Problem to work on
Return all of the lines below exactly as they are.

Rows

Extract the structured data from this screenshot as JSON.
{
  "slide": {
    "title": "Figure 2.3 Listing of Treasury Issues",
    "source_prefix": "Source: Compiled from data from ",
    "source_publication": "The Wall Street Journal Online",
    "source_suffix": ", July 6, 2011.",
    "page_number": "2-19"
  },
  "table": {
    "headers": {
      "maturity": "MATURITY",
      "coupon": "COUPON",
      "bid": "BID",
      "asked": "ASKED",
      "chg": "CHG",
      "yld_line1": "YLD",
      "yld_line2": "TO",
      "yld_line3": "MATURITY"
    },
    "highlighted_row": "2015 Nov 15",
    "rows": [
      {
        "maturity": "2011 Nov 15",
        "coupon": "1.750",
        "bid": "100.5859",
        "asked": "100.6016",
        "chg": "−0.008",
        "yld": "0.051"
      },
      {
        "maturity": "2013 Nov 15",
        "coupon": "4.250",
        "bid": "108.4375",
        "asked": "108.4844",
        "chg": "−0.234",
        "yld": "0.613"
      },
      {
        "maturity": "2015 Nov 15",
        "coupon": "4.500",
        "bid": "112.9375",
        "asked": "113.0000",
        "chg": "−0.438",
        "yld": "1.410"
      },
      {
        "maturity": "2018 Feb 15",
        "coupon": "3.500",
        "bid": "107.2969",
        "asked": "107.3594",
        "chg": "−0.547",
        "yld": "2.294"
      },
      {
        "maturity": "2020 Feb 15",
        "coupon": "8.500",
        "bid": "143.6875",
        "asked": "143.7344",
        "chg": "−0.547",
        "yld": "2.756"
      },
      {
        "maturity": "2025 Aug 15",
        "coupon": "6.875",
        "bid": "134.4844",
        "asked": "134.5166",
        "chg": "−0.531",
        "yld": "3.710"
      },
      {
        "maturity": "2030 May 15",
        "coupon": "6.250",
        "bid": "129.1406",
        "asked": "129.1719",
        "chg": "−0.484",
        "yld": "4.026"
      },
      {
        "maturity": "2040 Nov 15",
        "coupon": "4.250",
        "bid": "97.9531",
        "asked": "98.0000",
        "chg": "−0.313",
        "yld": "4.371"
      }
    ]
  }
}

Output
Extract the structured data from this screenshot as JSON.
{
  "slide": {
    "title": "Figure 2.3 Listing of Treasury Issues",
    "source_prefix": "Source: Compiled from data from ",
    "source_publication": "The Wall Street Journal Online",
    "source_suffix": ", July 6, 2011.",
    "page_number": "2-19"
  },
  "table": {
    "headers": {
      "maturity": "MATURITY",
      "coupon": "COUPON",
      "bid": "BID",
      "asked": "ASKED",
      "chg": "CHG",
      "yld_line1": "YLD",
      "yld_line2": "TO",
      "yld_line3": "MATURITY"
    },
    "highlighted_row": "2015 Nov 15",
    "rows": [
      {
        "maturity": "2011 Nov 15",
        "coupon": "1.750",
        "bid": "100.5859",
        "asked": "100.6016",
        "chg": "−0.008",
        "yld": "0.051"
      },
      {
        "maturity": "2013 Nov 15",
        "coupon": "4.250",
        "bid": "108.4375",
        "asked": "108.4844",
        "chg": "−0.234",
        "yld": "0.613"
      },
      {
        "maturity": "2015 Nov 15",
        "coupon": "4.500",
        "bid": "112.9375",
        "asked": "113.0000",
        "chg": "−0.438",
        "yld": "1.410"
      },
      {
        "maturity": "2018 Feb 15",
        "coupon": "3.500",
        "bid": "107.2969",
        "asked": "107.3594",
        "chg": "−0.547",
        "yld": "2.294"
      },
      {
        "maturity": "2020 Feb 15",
        "coupon": "8.500",
        "bid": "143.6875",
        "asked": "143.7344",
        "chg": "−0.547",
        "yld": "2.756"
      },
      {
        "maturity": "2025 Aug 15",
        "coupon": "6.875",
        "bid": "134.4844",
        "asked": "134.5166",
        "chg": "−0.531",
        "yld": "3.710"
      },
      {
        "maturity": "2030 May 15",
        "coupon": "6.250",
        "bid": "129.1406",
        "asked": "129.1719",
        "chg": "−0.484",
        "yld": "4.026"
      },
      {
        "maturity": "2040 Nov 15",
        "coupon": "4.250",
        "bid": "97.9531",
        "asked": "98.0000",
        "chg": "−0.313",
        "yld": "4.371"
      }
    ]
  }
}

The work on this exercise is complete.